● **WHAT IS ASKED**
Transcribe the records exactly. Pictures do not belong in the transcription.
--- Start SUPPLIED ENTRIES ---
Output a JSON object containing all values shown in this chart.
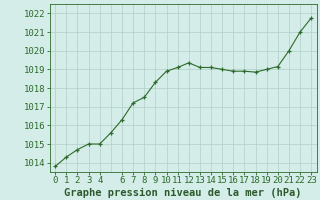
{
  "x": [
    0,
    1,
    2,
    3,
    4,
    5,
    6,
    7,
    8,
    9,
    10,
    11,
    12,
    13,
    14,
    15,
    16,
    17,
    18,
    19,
    20,
    21,
    22,
    23
  ],
  "y": [
    1013.8,
    1014.3,
    1014.7,
    1015.0,
    1015.0,
    1015.6,
    1016.3,
    1017.2,
    1017.5,
    1018.3,
    1018.9,
    1019.1,
    1019.35,
    1019.1,
    1019.1,
    1019.0,
    1018.9,
    1018.9,
    1018.85,
    1019.0,
    1019.15,
    1020.0,
    1021.0,
    1021.75
  ],
  "ylim": [
    1013.5,
    1022.5
  ],
  "xlim": [
    -0.5,
    23.5
  ],
  "yticks": [
    1014,
    1015,
    1016,
    1017,
    1018,
    1019,
    1020,
    1021,
    1022
  ],
  "xticks": [
    0,
    1,
    2,
    3,
    4,
    6,
    7,
    8,
    9,
    10,
    11,
    12,
    13,
    14,
    15,
    16,
    17,
    18,
    19,
    20,
    21,
    22,
    23
  ],
  "line_color": "#2d6a2d",
  "marker": "+",
  "plot_bg_color": "#d4ede8",
  "fig_bg_color": "#d4ede8",
  "grid_color": "#b0cfc8",
  "xlabel": "Graphe pression niveau de la mer (hPa)",
  "xlabel_color": "#2d5a2d",
  "xlabel_bg": "#c8e0d8",
  "tick_color": "#2d6a2d",
  "tick_label_fontsize": 6.5,
  "xlabel_fontsize": 7.5
}
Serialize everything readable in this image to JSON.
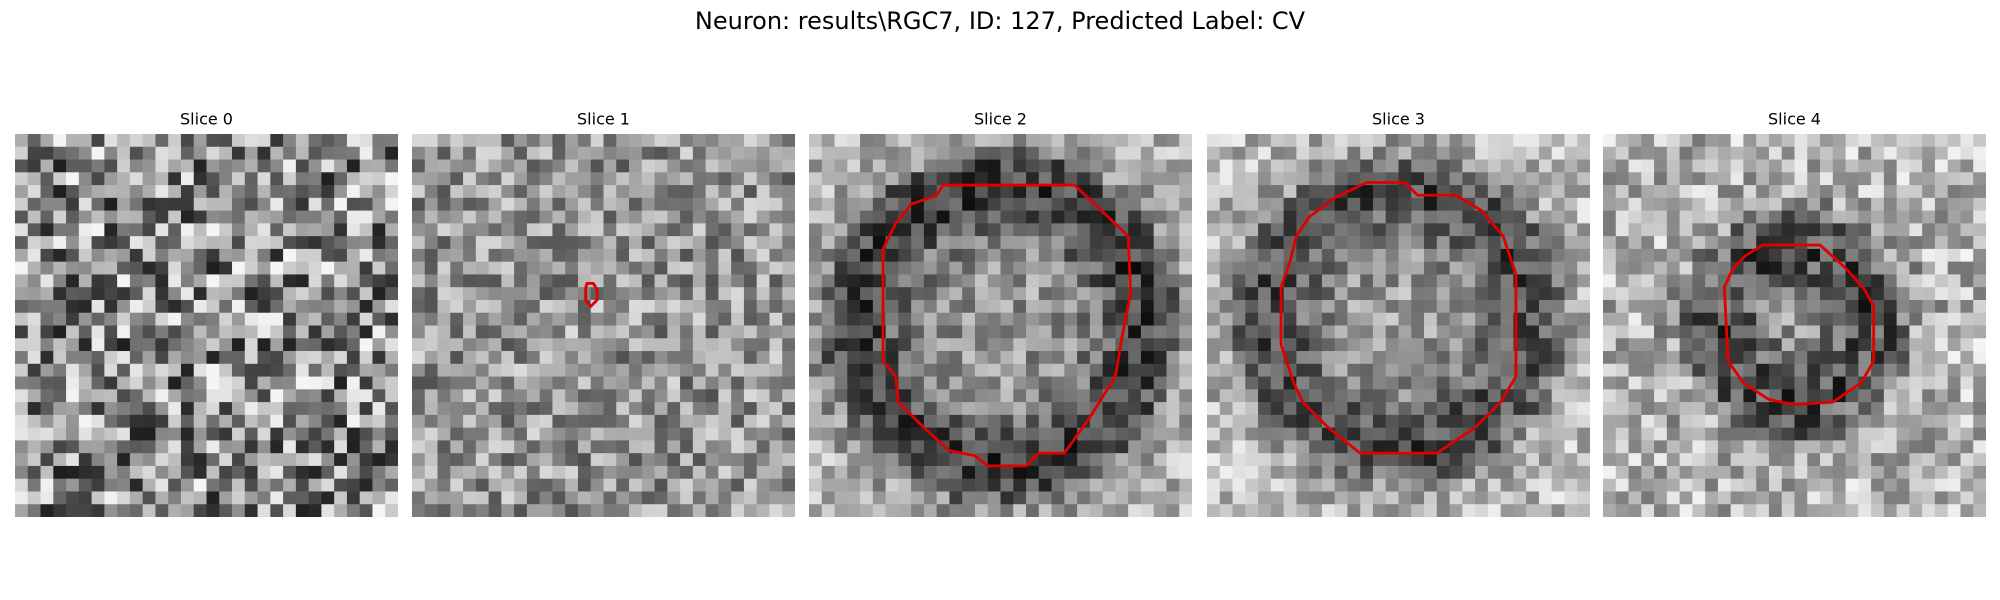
{
  "figure": {
    "title": "Neuron: results\\RGC7, ID: 127, Predicted Label: CV",
    "panels": [
      {
        "title": "Slice 0"
      },
      {
        "title": "Slice 1"
      },
      {
        "title": "Slice 2"
      },
      {
        "title": "Slice 3"
      },
      {
        "title": "Slice 4"
      }
    ]
  }
}
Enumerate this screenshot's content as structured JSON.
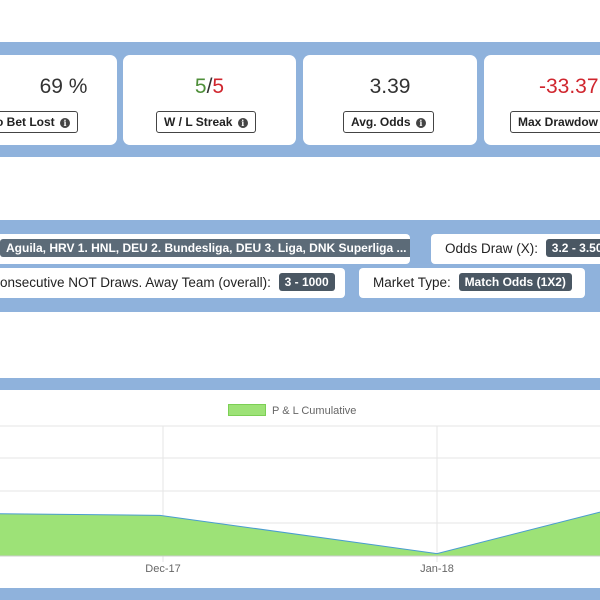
{
  "stats": [
    {
      "value": "69 %",
      "label": "o Bet Lost",
      "info": "i"
    },
    {
      "value_a": "5",
      "value_sep": "/",
      "value_b": "5",
      "label": "W / L Streak",
      "info": "i"
    },
    {
      "value": "3.39",
      "label": "Avg. Odds",
      "info": "i"
    },
    {
      "value": "-33.37",
      "label": "Max Drawdow"
    }
  ],
  "filters": {
    "leagues_chip": "Aguila, HRV 1. HNL, DEU 2. Bundesliga, DEU 3. Liga, DNK Superliga ...",
    "odds_draw_label": "Odds Draw (X):",
    "odds_draw_chip": "3.2 - 3.50",
    "consecutive_label": "onsecutive NOT Draws. Away Team (overall):",
    "consecutive_chip": "3 - 1000",
    "market_type_label": "Market Type:",
    "market_type_chip": "Match Odds (1X2)"
  },
  "colors": {
    "band": "#8fb2dc",
    "area_fill": "#9de277",
    "area_line": "#4a9ccf",
    "positive": "#4f8f3a",
    "negative": "#d0262e"
  },
  "chart_data": {
    "type": "area",
    "legend": [
      "P & L Cumulative"
    ],
    "grid": true,
    "x_tick_labels": [
      "Dec-17",
      "Jan-18"
    ],
    "series": [
      {
        "name": "P & L Cumulative",
        "values": [
          3.0,
          2.8,
          -2.0,
          3.2
        ]
      }
    ],
    "x_positions": [
      0,
      1,
      2,
      3
    ],
    "ylim": [
      -2.3,
      14
    ]
  }
}
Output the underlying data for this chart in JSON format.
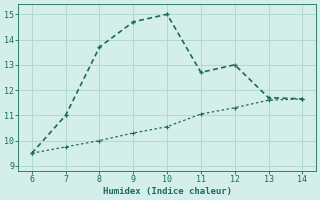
--- End SUPPLIED ENTRIES ---
● **ANSWER IN FULL**
Output a JSON object containing all values shown in this chart.
{
  "x": [
    0,
    1,
    2,
    3,
    4,
    5,
    6,
    7,
    8,
    9,
    10,
    11,
    12,
    13,
    14,
    15,
    16,
    17,
    18,
    19,
    20,
    21,
    22,
    23
  ],
  "y": [
    1013.8,
    1014.3,
    1014.7,
    1015.0,
    1015.0,
    1015.6,
    1016.3,
    1017.2,
    1017.5,
    1018.3,
    1018.9,
    1019.1,
    1019.35,
    1019.1,
    1019.1,
    1019.0,
    1018.9,
    1018.9,
    1018.85,
    1019.0,
    1019.15,
    1020.0,
    1021.0,
    1021.75
  ],
  "ylim": [
    1013.5,
    1022.5
  ],
  "xlim": [
    -0.5,
    23.5
  ],
  "yticks": [
    1014,
    1015,
    1016,
    1017,
    1018,
    1019,
    1020,
    1021,
    1022
  ],
  "xticks": [
    0,
    1,
    2,
    3,
    4,
    6,
    7,
    8,
    9,
    10,
    11,
    12,
    13,
    14,
    15,
    16,
    17,
    18,
    19,
    20,
    21,
    22,
    23
  ],
  "line_color": "#2d6a2d",
  "marker": "+",
  "plot_bg_color": "#d4ede8",
  "fig_bg_color": "#d4ede8",
  "grid_color": "#b0cfc8",
  "xlabel": "Graphe pression niveau de la mer (hPa)",
  "xlabel_color": "#2d5a2d",
  "xlabel_bg": "#c8e0d8",
  "tick_color": "#2d6a2d",
  "tick_label_fontsize": 6.5,
  "xlabel_fontsize": 7.5
}
Serialize everything readable in this image to JSON.
{
  "figure": {
    "title": "Neuron: results\\RGC7, ID: 127, Predicted Label: CV",
    "panels": [
      {
        "title": "Slice 0"
      },
      {
        "title": "Slice 1"
      },
      {
        "title": "Slice 2"
      },
      {
        "title": "Slice 3"
      },
      {
        "title": "Slice 4"
      }
    ]
  }
}
Enumerate this screenshot's content as structured JSON.
{
  "stats": [
    {
      "value": "69 %",
      "label": "o Bet Lost",
      "info": "i"
    },
    {
      "value_a": "5",
      "value_sep": "/",
      "value_b": "5",
      "label": "W / L Streak",
      "info": "i"
    },
    {
      "value": "3.39",
      "label": "Avg. Odds",
      "info": "i"
    },
    {
      "value": "-33.37",
      "label": "Max Drawdow"
    }
  ],
  "filters": {
    "leagues_chip": "Aguila, HRV 1. HNL, DEU 2. Bundesliga, DEU 3. Liga, DNK Superliga ...",
    "odds_draw_label": "Odds Draw (X):",
    "odds_draw_chip": "3.2 - 3.50",
    "consecutive_label": "onsecutive NOT Draws. Away Team (overall):",
    "consecutive_chip": "3 - 1000",
    "market_type_label": "Market Type:",
    "market_type_chip": "Match Odds (1X2)"
  },
  "colors": {
    "band": "#8fb2dc",
    "area_fill": "#9de277",
    "area_line": "#4a9ccf",
    "positive": "#4f8f3a",
    "negative": "#d0262e"
  },
  "chart_data": {
    "type": "area",
    "legend": [
      "P & L Cumulative"
    ],
    "grid": true,
    "x_tick_labels": [
      "Dec-17",
      "Jan-18"
    ],
    "series": [
      {
        "name": "P & L Cumulative",
        "values": [
          3.0,
          2.8,
          -2.0,
          3.2
        ]
      }
    ],
    "x_positions": [
      0,
      1,
      2,
      3
    ],
    "ylim": [
      -2.3,
      14
    ]
  }
}
Output the underlying data for this chart in JSON format.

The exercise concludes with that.